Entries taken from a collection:
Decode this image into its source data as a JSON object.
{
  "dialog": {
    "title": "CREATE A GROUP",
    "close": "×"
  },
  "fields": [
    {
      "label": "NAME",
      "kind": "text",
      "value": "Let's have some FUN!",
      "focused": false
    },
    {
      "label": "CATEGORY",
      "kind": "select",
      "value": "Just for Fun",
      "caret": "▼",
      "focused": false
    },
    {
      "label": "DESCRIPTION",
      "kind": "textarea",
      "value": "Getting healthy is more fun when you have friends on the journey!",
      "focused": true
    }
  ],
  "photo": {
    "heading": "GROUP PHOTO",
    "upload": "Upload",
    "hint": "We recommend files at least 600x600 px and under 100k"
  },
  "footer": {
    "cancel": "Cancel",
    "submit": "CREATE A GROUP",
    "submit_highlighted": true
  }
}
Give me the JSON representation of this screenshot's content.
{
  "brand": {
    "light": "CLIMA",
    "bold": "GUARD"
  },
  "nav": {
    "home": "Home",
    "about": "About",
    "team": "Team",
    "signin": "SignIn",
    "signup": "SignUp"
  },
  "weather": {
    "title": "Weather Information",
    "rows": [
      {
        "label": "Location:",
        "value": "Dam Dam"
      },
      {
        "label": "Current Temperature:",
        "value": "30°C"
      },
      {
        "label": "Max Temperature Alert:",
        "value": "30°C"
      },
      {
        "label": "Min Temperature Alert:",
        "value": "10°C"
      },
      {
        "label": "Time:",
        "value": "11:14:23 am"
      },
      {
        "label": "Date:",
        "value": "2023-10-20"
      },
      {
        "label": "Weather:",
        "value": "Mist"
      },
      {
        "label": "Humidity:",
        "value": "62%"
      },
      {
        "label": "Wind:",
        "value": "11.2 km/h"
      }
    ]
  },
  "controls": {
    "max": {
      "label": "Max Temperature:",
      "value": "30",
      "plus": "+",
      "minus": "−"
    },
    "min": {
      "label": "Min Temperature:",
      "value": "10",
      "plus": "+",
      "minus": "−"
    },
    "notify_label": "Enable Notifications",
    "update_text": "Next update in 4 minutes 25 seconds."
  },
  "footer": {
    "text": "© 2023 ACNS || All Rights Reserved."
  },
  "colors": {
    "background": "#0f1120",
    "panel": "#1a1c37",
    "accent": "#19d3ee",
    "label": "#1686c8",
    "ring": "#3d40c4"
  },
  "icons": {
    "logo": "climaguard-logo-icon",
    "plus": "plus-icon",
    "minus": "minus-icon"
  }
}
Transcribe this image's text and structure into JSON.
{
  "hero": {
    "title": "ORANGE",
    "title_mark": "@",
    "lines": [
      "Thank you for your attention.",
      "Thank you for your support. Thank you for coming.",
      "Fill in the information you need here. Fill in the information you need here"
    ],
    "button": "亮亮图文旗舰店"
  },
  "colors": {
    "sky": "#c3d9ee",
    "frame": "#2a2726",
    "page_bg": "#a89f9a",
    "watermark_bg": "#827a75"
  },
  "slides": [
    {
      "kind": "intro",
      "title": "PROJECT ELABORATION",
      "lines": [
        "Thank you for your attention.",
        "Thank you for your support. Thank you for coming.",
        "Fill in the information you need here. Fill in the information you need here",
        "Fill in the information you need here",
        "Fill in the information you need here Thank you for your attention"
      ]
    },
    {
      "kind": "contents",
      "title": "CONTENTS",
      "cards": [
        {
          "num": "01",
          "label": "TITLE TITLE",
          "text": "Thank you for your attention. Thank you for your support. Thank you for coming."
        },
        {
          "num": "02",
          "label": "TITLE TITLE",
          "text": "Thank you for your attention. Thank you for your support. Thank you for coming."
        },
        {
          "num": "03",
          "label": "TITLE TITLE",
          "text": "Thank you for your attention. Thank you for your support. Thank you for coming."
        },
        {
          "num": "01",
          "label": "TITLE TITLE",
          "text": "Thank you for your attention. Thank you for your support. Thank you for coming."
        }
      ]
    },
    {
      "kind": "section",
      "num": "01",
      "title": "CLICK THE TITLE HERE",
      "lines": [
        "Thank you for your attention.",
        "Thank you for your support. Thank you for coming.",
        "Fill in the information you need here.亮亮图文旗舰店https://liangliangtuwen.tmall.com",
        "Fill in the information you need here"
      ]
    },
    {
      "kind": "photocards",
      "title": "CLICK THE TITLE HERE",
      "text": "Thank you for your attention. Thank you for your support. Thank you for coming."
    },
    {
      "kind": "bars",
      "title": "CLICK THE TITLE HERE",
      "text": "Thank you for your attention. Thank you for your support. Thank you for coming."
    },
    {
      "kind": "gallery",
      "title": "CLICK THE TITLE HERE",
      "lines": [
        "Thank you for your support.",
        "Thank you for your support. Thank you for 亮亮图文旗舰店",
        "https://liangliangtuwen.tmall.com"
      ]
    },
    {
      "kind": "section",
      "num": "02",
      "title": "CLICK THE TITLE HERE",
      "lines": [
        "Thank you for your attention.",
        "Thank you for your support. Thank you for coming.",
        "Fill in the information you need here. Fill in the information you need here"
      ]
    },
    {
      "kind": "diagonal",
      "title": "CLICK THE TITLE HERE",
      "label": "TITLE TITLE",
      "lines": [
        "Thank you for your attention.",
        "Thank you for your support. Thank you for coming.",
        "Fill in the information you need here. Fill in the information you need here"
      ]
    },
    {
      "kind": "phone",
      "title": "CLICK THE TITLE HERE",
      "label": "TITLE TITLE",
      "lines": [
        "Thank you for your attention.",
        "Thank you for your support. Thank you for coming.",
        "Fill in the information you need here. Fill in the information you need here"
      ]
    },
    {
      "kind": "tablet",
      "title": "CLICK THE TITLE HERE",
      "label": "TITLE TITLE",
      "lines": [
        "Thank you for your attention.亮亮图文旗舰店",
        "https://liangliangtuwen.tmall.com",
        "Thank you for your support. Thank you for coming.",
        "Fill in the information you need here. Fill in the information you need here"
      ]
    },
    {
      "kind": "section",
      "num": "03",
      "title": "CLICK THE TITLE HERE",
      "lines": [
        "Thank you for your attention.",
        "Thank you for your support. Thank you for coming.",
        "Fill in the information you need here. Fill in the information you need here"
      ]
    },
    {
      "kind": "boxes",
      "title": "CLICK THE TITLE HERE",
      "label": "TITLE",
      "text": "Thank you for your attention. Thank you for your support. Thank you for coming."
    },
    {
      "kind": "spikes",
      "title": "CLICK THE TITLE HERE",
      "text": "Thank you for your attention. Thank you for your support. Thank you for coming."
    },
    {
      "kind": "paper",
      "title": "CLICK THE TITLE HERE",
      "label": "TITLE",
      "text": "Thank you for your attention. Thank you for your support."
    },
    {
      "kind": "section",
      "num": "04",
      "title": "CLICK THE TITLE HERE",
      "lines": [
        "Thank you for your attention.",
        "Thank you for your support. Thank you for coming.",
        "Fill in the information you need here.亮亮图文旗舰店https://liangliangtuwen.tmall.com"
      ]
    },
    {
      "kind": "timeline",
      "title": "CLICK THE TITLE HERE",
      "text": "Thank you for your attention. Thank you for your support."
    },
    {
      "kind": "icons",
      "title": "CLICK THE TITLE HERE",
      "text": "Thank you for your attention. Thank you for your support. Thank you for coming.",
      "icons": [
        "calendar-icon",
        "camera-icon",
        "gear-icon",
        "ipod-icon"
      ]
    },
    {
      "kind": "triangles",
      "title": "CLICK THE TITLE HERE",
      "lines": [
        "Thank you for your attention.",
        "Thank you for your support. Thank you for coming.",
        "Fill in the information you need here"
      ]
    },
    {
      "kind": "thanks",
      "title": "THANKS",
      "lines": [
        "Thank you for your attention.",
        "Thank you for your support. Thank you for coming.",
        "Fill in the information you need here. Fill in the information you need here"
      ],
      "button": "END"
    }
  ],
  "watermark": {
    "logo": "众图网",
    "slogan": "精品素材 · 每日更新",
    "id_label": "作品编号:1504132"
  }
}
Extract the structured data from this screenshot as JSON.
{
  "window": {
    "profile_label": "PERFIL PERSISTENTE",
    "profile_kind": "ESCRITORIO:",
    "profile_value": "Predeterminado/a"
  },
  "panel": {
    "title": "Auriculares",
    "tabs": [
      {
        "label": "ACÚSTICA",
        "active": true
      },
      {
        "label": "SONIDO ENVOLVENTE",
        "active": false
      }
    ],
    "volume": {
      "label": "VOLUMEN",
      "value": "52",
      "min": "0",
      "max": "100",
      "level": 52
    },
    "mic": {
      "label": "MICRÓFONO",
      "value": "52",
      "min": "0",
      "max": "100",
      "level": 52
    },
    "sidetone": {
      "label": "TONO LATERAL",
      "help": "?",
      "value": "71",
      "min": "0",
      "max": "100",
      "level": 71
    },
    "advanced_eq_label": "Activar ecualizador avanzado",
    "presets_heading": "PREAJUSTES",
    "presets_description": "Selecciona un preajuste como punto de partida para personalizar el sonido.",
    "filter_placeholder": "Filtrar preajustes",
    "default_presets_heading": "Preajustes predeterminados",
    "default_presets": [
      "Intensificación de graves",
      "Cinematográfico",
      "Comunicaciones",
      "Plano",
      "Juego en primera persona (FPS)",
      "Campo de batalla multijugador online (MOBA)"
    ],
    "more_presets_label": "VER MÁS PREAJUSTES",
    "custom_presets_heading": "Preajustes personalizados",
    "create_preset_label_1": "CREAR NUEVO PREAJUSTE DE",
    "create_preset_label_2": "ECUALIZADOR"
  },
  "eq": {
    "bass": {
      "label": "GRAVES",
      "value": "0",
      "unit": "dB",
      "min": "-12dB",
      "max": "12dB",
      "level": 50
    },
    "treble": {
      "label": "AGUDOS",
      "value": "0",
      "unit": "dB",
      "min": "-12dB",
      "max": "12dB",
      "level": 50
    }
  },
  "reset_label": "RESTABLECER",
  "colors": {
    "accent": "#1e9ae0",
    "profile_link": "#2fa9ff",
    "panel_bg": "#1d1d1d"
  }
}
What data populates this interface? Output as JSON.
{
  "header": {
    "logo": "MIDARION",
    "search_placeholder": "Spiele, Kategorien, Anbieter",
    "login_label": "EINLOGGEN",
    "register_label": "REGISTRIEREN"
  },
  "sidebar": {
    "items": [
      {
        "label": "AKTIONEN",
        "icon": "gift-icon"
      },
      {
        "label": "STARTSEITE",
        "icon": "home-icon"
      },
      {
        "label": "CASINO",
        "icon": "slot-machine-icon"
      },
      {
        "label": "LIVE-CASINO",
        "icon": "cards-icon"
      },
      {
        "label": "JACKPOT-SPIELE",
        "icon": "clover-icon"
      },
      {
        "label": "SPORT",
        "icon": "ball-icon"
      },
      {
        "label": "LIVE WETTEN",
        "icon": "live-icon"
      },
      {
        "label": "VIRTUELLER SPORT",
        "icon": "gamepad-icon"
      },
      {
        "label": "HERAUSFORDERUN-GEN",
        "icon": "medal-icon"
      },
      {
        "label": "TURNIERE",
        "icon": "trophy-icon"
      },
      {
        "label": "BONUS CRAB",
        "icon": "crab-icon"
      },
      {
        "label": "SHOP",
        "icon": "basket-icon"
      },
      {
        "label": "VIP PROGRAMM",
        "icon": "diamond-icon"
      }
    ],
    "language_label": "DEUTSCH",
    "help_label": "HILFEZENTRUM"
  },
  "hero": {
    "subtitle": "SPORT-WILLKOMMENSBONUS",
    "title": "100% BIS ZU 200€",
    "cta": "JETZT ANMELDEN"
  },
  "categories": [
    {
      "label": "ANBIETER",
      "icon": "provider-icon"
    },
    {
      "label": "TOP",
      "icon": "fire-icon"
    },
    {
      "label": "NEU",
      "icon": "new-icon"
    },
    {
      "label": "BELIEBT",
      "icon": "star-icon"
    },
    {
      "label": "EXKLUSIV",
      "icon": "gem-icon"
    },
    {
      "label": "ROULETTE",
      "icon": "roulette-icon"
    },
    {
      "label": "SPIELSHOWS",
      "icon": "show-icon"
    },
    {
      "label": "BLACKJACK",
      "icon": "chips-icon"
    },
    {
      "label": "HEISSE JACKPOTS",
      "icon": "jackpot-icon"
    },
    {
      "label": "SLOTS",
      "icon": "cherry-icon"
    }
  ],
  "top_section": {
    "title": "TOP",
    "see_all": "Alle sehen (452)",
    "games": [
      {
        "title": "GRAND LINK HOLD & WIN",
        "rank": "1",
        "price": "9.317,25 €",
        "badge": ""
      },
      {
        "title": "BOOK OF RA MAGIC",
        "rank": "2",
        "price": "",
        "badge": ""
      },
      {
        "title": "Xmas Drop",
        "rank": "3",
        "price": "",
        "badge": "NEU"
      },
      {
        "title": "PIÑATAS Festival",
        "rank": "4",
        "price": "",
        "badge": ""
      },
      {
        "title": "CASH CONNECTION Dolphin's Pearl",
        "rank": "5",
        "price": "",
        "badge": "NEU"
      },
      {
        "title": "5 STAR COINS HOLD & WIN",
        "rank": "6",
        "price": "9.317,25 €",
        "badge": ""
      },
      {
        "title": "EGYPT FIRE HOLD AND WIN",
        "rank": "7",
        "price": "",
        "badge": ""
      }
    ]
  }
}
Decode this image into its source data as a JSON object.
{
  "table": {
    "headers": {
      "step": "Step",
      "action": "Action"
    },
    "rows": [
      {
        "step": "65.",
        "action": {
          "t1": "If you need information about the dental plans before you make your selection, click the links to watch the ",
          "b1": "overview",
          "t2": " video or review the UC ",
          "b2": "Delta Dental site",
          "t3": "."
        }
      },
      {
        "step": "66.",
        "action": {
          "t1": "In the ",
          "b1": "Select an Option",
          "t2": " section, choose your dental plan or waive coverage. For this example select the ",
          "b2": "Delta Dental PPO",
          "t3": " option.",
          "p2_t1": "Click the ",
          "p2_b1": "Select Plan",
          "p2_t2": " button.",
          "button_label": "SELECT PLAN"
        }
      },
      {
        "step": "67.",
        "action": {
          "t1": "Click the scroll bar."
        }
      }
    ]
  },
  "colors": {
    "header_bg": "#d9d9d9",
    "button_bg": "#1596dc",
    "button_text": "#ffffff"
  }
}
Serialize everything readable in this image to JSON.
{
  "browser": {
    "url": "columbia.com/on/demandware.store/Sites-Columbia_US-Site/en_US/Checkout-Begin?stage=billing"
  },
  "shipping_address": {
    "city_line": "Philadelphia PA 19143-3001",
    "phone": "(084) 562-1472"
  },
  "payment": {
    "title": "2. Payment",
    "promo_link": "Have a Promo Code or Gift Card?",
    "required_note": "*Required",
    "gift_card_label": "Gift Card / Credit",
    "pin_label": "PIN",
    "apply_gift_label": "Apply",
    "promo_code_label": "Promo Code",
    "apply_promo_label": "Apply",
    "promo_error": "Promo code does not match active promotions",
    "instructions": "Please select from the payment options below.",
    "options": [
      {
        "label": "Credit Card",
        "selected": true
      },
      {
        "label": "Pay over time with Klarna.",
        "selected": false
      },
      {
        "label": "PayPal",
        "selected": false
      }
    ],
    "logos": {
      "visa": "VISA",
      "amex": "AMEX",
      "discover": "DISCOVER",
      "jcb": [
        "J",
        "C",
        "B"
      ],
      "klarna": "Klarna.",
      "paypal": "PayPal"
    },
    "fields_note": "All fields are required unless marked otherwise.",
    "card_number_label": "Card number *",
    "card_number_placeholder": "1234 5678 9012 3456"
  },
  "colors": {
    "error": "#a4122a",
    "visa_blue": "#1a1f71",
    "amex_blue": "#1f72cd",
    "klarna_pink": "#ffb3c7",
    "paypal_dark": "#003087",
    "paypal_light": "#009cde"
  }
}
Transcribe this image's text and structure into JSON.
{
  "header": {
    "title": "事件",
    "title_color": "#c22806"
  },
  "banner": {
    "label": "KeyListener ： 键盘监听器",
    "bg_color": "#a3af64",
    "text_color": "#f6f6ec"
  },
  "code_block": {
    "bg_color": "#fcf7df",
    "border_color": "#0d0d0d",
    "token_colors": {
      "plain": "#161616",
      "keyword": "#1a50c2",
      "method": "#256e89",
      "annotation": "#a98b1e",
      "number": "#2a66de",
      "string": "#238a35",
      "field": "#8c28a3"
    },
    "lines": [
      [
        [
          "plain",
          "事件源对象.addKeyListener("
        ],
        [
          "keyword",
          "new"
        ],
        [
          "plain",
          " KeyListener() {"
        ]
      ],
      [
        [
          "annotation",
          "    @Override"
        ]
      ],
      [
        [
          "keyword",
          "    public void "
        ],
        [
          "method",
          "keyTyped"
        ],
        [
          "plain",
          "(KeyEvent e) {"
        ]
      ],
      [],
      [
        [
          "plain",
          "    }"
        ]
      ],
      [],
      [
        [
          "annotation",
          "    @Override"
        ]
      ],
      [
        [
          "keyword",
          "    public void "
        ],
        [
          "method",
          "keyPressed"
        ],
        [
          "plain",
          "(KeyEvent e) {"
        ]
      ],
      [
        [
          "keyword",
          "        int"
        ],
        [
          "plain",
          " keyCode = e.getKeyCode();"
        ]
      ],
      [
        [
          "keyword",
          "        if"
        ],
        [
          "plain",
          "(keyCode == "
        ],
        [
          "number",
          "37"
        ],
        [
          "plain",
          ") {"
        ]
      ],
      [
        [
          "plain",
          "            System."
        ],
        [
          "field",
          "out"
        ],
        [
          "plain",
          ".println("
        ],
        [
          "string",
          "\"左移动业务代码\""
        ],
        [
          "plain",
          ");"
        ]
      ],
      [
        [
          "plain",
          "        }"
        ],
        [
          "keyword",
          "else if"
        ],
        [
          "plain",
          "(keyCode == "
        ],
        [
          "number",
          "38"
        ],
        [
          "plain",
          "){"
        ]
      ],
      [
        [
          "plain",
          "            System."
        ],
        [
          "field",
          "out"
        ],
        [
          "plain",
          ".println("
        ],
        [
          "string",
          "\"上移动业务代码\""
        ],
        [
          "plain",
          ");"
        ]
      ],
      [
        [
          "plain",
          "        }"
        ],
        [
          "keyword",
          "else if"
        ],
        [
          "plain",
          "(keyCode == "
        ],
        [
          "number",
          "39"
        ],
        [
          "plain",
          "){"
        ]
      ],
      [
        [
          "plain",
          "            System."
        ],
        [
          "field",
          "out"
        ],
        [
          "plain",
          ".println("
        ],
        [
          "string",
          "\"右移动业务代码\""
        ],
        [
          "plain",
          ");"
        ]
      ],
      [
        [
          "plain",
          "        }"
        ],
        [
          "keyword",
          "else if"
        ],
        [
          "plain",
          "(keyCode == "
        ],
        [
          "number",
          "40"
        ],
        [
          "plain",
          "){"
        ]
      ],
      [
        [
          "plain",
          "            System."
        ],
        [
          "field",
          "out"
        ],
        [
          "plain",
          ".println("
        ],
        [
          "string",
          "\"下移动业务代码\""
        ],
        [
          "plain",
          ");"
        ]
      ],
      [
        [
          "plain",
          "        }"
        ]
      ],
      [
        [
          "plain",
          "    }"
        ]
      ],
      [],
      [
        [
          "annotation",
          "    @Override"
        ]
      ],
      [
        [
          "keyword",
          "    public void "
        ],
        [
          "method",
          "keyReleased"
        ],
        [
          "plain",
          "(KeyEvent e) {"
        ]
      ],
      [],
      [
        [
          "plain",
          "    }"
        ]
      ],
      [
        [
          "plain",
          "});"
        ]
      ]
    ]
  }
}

# What is required
Collect each line holding the string "Alert".

# Response to this task
        "label": "Max Temperature Alert:",
        "label": "Min Temperature Alert:",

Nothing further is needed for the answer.